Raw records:
◆ ◆ ◆ ◆

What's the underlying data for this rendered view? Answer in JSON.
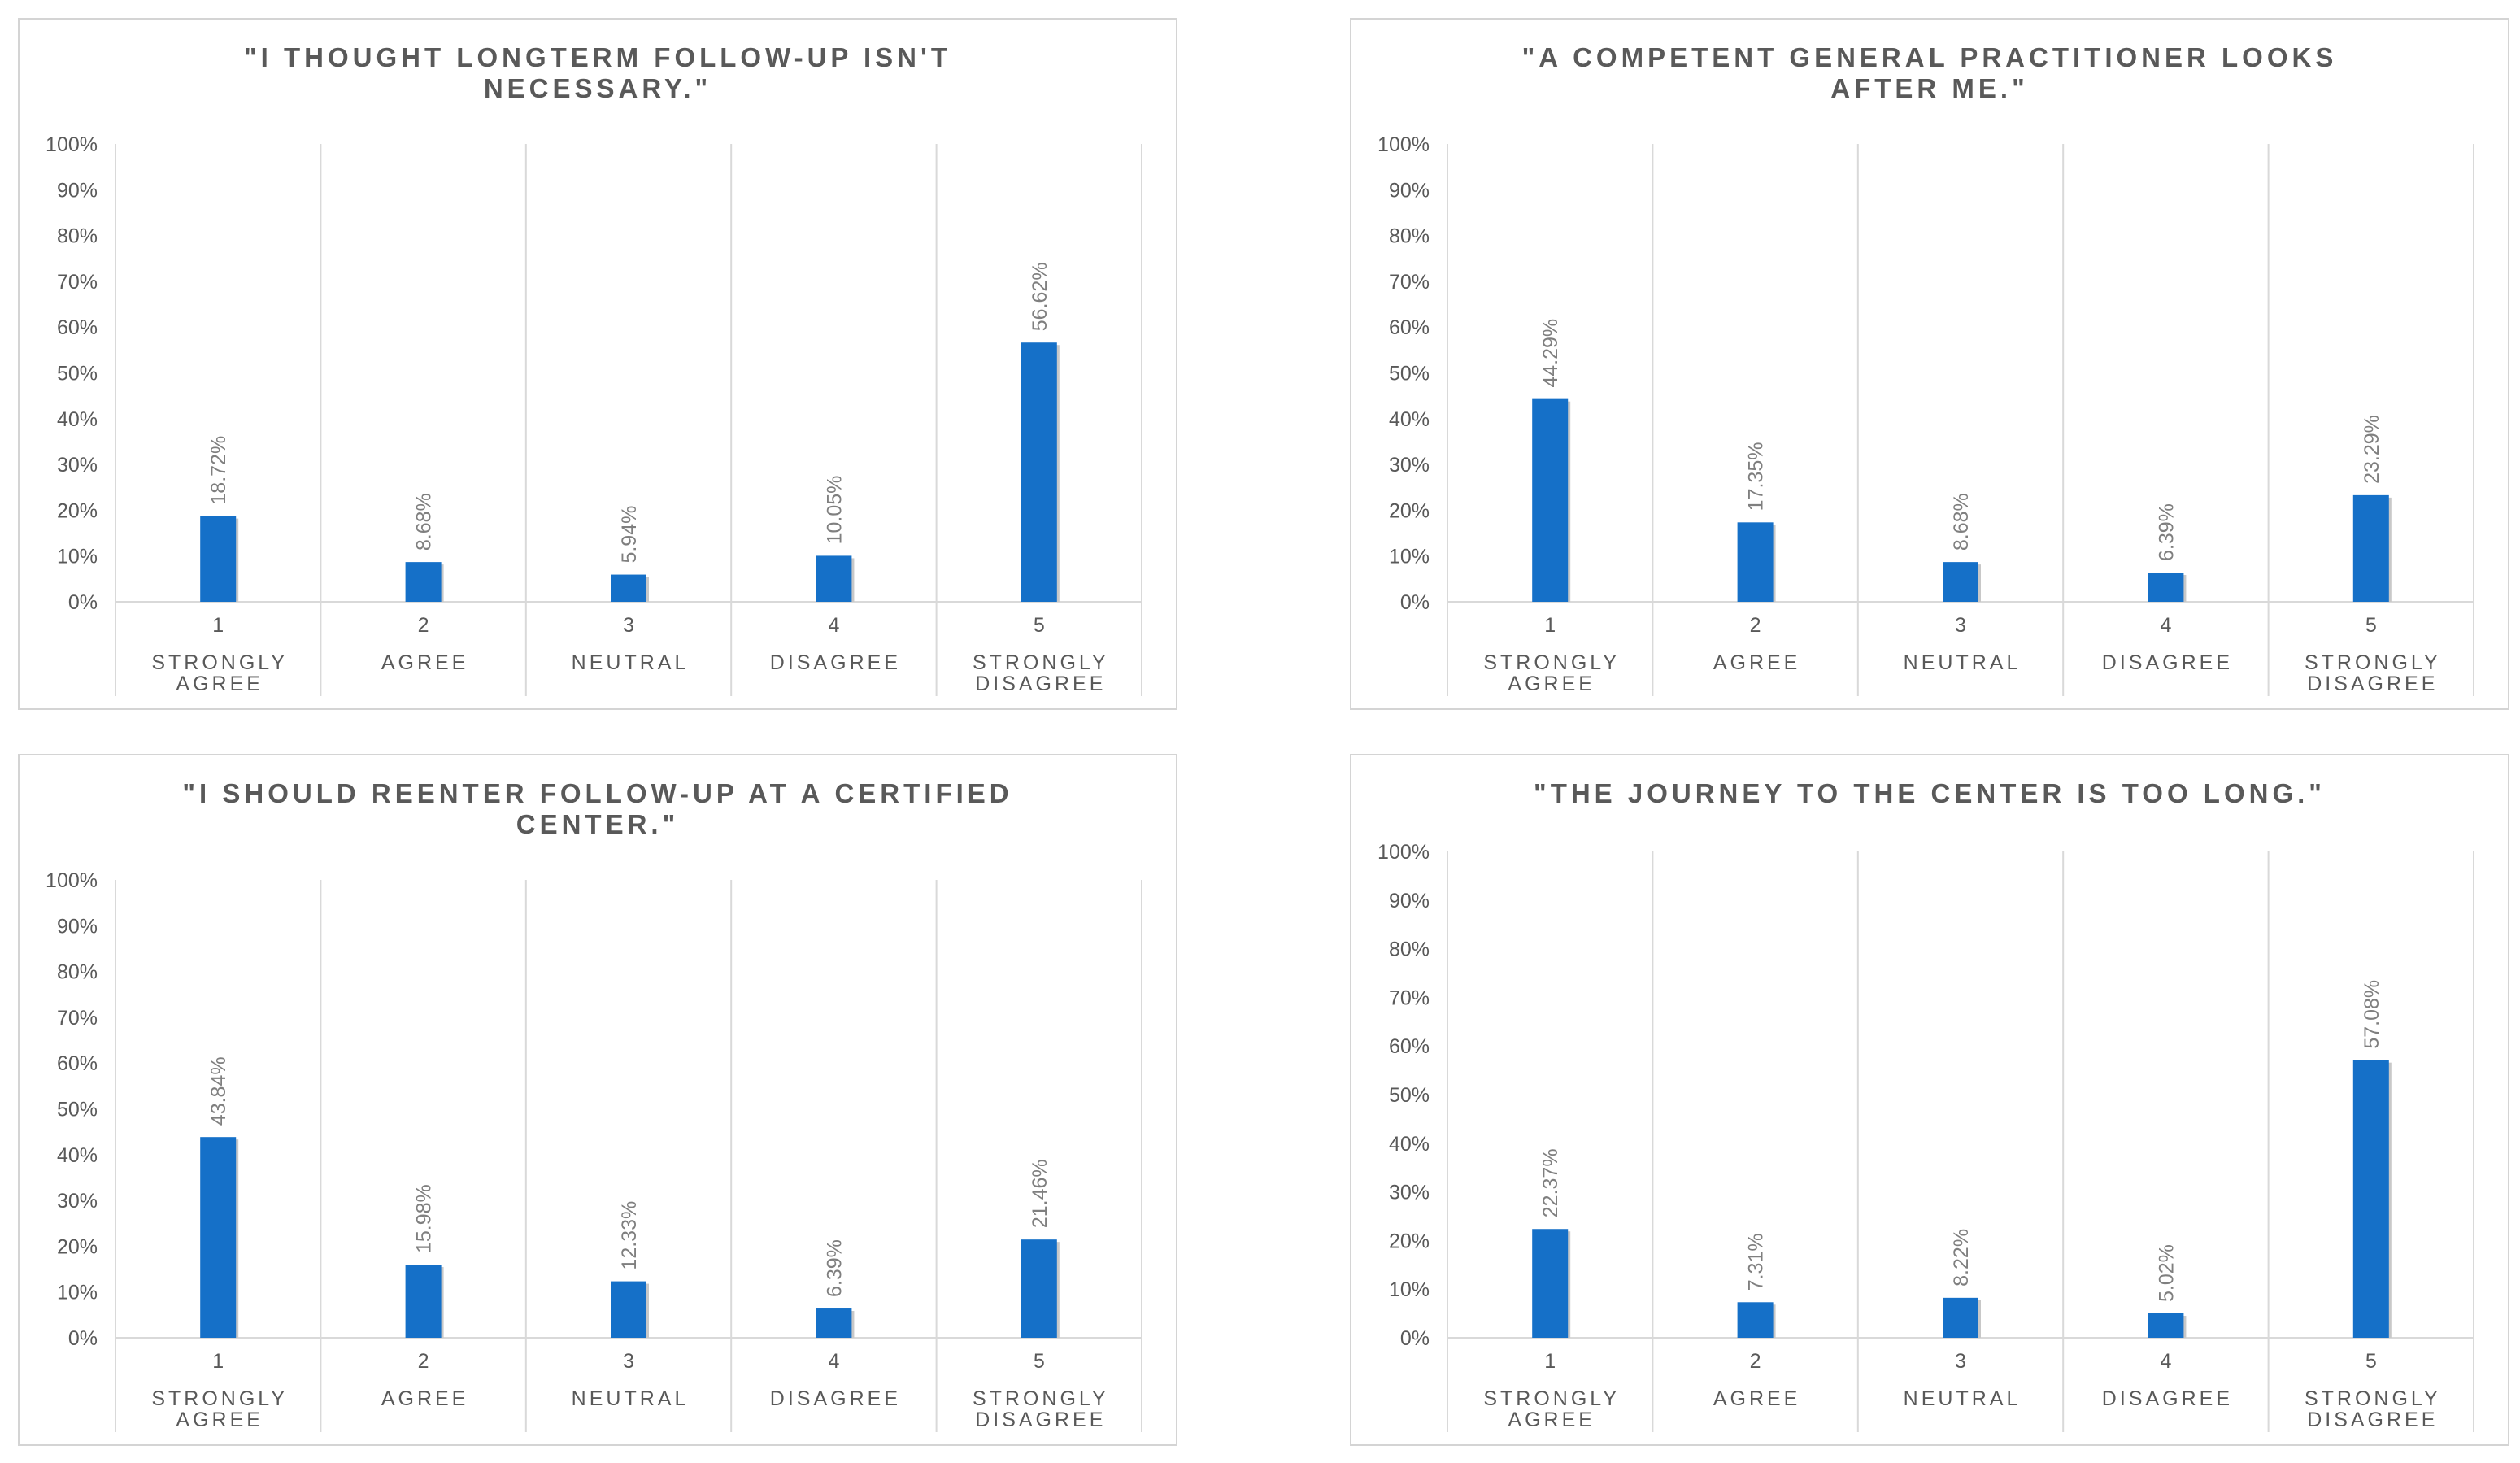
{
  "chart_data": [
    {
      "type": "bar",
      "title": "\"I THOUGHT LONGTERM FOLLOW-UP ISN'T NECESSARY.\"",
      "categories": [
        "1",
        "2",
        "3",
        "4",
        "5"
      ],
      "category_labels": [
        "STRONGLY AGREE",
        "AGREE",
        "NEUTRAL",
        "DISAGREE",
        "STRONGLY DISAGREE"
      ],
      "values": [
        18.72,
        8.68,
        5.94,
        10.05,
        56.62
      ],
      "data_labels": [
        "18.72%",
        "8.68%",
        "5.94%",
        "10.05%",
        "56.62%"
      ],
      "yticks": [
        "0%",
        "10%",
        "20%",
        "30%",
        "40%",
        "50%",
        "60%",
        "70%",
        "80%",
        "90%",
        "100%"
      ],
      "ylim": [
        0,
        100
      ],
      "bar_color": "#1570c8",
      "grid": "vertical"
    },
    {
      "type": "bar",
      "title": "\"A COMPETENT GENERAL PRACTITIONER LOOKS AFTER ME.\"",
      "categories": [
        "1",
        "2",
        "3",
        "4",
        "5"
      ],
      "category_labels": [
        "STRONGLY AGREE",
        "AGREE",
        "NEUTRAL",
        "DISAGREE",
        "STRONGLY DISAGREE"
      ],
      "values": [
        44.29,
        17.35,
        8.68,
        6.39,
        23.29
      ],
      "data_labels": [
        "44.29%",
        "17.35%",
        "8.68%",
        "6.39%",
        "23.29%"
      ],
      "yticks": [
        "0%",
        "10%",
        "20%",
        "30%",
        "40%",
        "50%",
        "60%",
        "70%",
        "80%",
        "90%",
        "100%"
      ],
      "ylim": [
        0,
        100
      ],
      "bar_color": "#1570c8",
      "grid": "vertical"
    },
    {
      "type": "bar",
      "title": "\"I SHOULD REENTER FOLLOW-UP AT A CERTIFIED CENTER.\"",
      "categories": [
        "1",
        "2",
        "3",
        "4",
        "5"
      ],
      "category_labels": [
        "STRONGLY AGREE",
        "AGREE",
        "NEUTRAL",
        "DISAGREE",
        "STRONGLY DISAGREE"
      ],
      "values": [
        43.84,
        15.98,
        12.33,
        6.39,
        21.46
      ],
      "data_labels": [
        "43.84%",
        "15.98%",
        "12.33%",
        "6.39%",
        "21.46%"
      ],
      "yticks": [
        "0%",
        "10%",
        "20%",
        "30%",
        "40%",
        "50%",
        "60%",
        "70%",
        "80%",
        "90%",
        "100%"
      ],
      "ylim": [
        0,
        100
      ],
      "bar_color": "#1570c8",
      "grid": "vertical"
    },
    {
      "type": "bar",
      "title": "\"THE JOURNEY TO THE CENTER IS TOO LONG.\"",
      "categories": [
        "1",
        "2",
        "3",
        "4",
        "5"
      ],
      "category_labels": [
        "STRONGLY AGREE",
        "AGREE",
        "NEUTRAL",
        "DISAGREE",
        "STRONGLY DISAGREE"
      ],
      "values": [
        22.37,
        7.31,
        8.22,
        5.02,
        57.08
      ],
      "data_labels": [
        "22.37%",
        "7.31%",
        "8.22%",
        "5.02%",
        "57.08%"
      ],
      "yticks": [
        "0%",
        "10%",
        "20%",
        "30%",
        "40%",
        "50%",
        "60%",
        "70%",
        "80%",
        "90%",
        "100%"
      ],
      "ylim": [
        0,
        100
      ],
      "bar_color": "#1570c8",
      "grid": "vertical"
    }
  ]
}
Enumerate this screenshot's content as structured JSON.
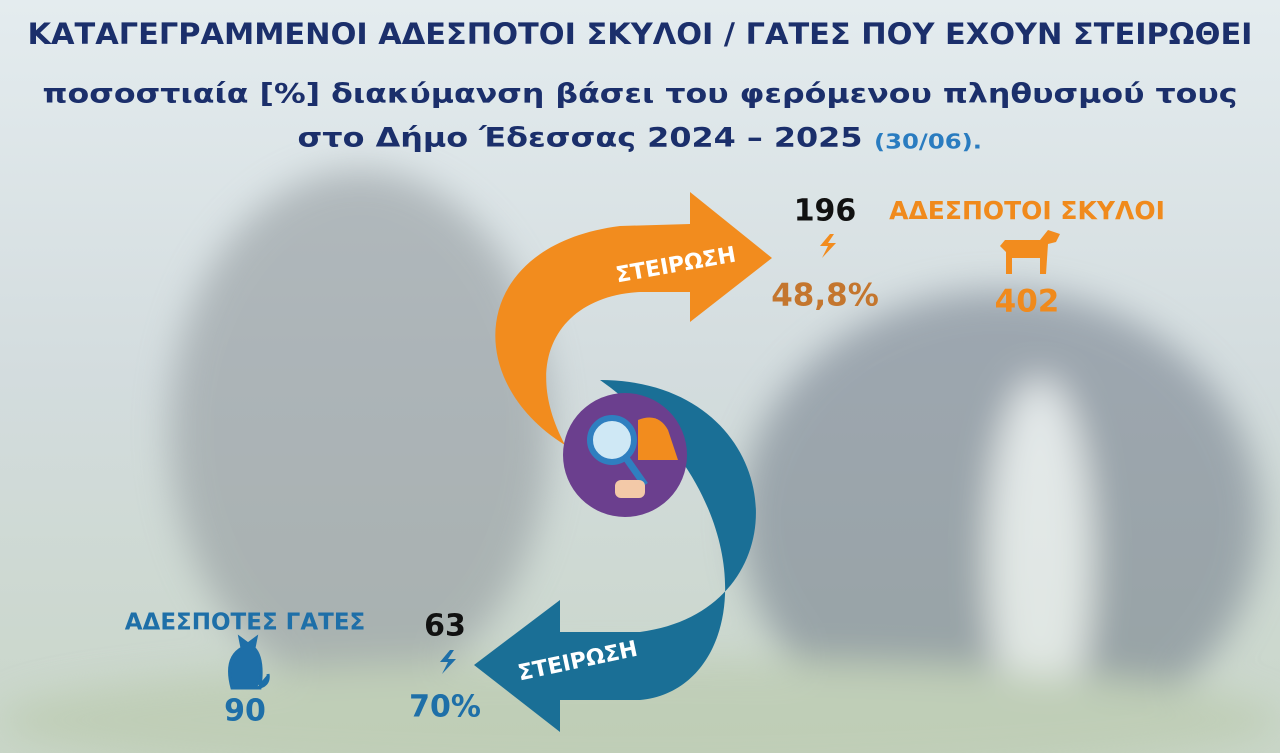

◆ ◆ ◆ ◆

EXERCISE REQUIREMENTS: Pictures in the records should not appear in your copy, but everything else must be transcribed exactly.

CORRECT RESPONSE:
What's the underlying data for this rendered view? Answer in JSON.
{
  "chart_data": [
    {
      "type": "bar",
      "title": "\"I THOUGHT LONGTERM FOLLOW-UP ISN'T NECESSARY.\"",
      "categories": [
        "1",
        "2",
        "3",
        "4",
        "5"
      ],
      "category_labels": [
        "STRONGLY AGREE",
        "AGREE",
        "NEUTRAL",
        "DISAGREE",
        "STRONGLY DISAGREE"
      ],
      "values": [
        18.72,
        8.68,
        5.94,
        10.05,
        56.62
      ],
      "data_labels": [
        "18.72%",
        "8.68%",
        "5.94%",
        "10.05%",
        "56.62%"
      ],
      "yticks": [
        "0%",
        "10%",
        "20%",
        "30%",
        "40%",
        "50%",
        "60%",
        "70%",
        "80%",
        "90%",
        "100%"
      ],
      "ylim": [
        0,
        100
      ],
      "bar_color": "#1570c8",
      "grid": "vertical"
    },
    {
      "type": "bar",
      "title": "\"A COMPETENT GENERAL PRACTITIONER LOOKS AFTER ME.\"",
      "categories": [
        "1",
        "2",
        "3",
        "4",
        "5"
      ],
      "category_labels": [
        "STRONGLY AGREE",
        "AGREE",
        "NEUTRAL",
        "DISAGREE",
        "STRONGLY DISAGREE"
      ],
      "values": [
        44.29,
        17.35,
        8.68,
        6.39,
        23.29
      ],
      "data_labels": [
        "44.29%",
        "17.35%",
        "8.68%",
        "6.39%",
        "23.29%"
      ],
      "yticks": [
        "0%",
        "10%",
        "20%",
        "30%",
        "40%",
        "50%",
        "60%",
        "70%",
        "80%",
        "90%",
        "100%"
      ],
      "ylim": [
        0,
        100
      ],
      "bar_color": "#1570c8",
      "grid": "vertical"
    },
    {
      "type": "bar",
      "title": "\"I SHOULD REENTER FOLLOW-UP AT A CERTIFIED CENTER.\"",
      "categories": [
        "1",
        "2",
        "3",
        "4",
        "5"
      ],
      "category_labels": [
        "STRONGLY AGREE",
        "AGREE",
        "NEUTRAL",
        "DISAGREE",
        "STRONGLY DISAGREE"
      ],
      "values": [
        43.84,
        15.98,
        12.33,
        6.39,
        21.46
      ],
      "data_labels": [
        "43.84%",
        "15.98%",
        "12.33%",
        "6.39%",
        "21.46%"
      ],
      "yticks": [
        "0%",
        "10%",
        "20%",
        "30%",
        "40%",
        "50%",
        "60%",
        "70%",
        "80%",
        "90%",
        "100%"
      ],
      "ylim": [
        0,
        100
      ],
      "bar_color": "#1570c8",
      "grid": "vertical"
    },
    {
      "type": "bar",
      "title": "\"THE JOURNEY TO THE CENTER IS TOO LONG.\"",
      "categories": [
        "1",
        "2",
        "3",
        "4",
        "5"
      ],
      "category_labels": [
        "STRONGLY AGREE",
        "AGREE",
        "NEUTRAL",
        "DISAGREE",
        "STRONGLY DISAGREE"
      ],
      "values": [
        22.37,
        7.31,
        8.22,
        5.02,
        57.08
      ],
      "data_labels": [
        "22.37%",
        "7.31%",
        "8.22%",
        "5.02%",
        "57.08%"
      ],
      "yticks": [
        "0%",
        "10%",
        "20%",
        "30%",
        "40%",
        "50%",
        "60%",
        "70%",
        "80%",
        "90%",
        "100%"
      ],
      "ylim": [
        0,
        100
      ],
      "bar_color": "#1570c8",
      "grid": "vertical"
    }
  ]
}
Enumerate this screenshot's content as structured JSON.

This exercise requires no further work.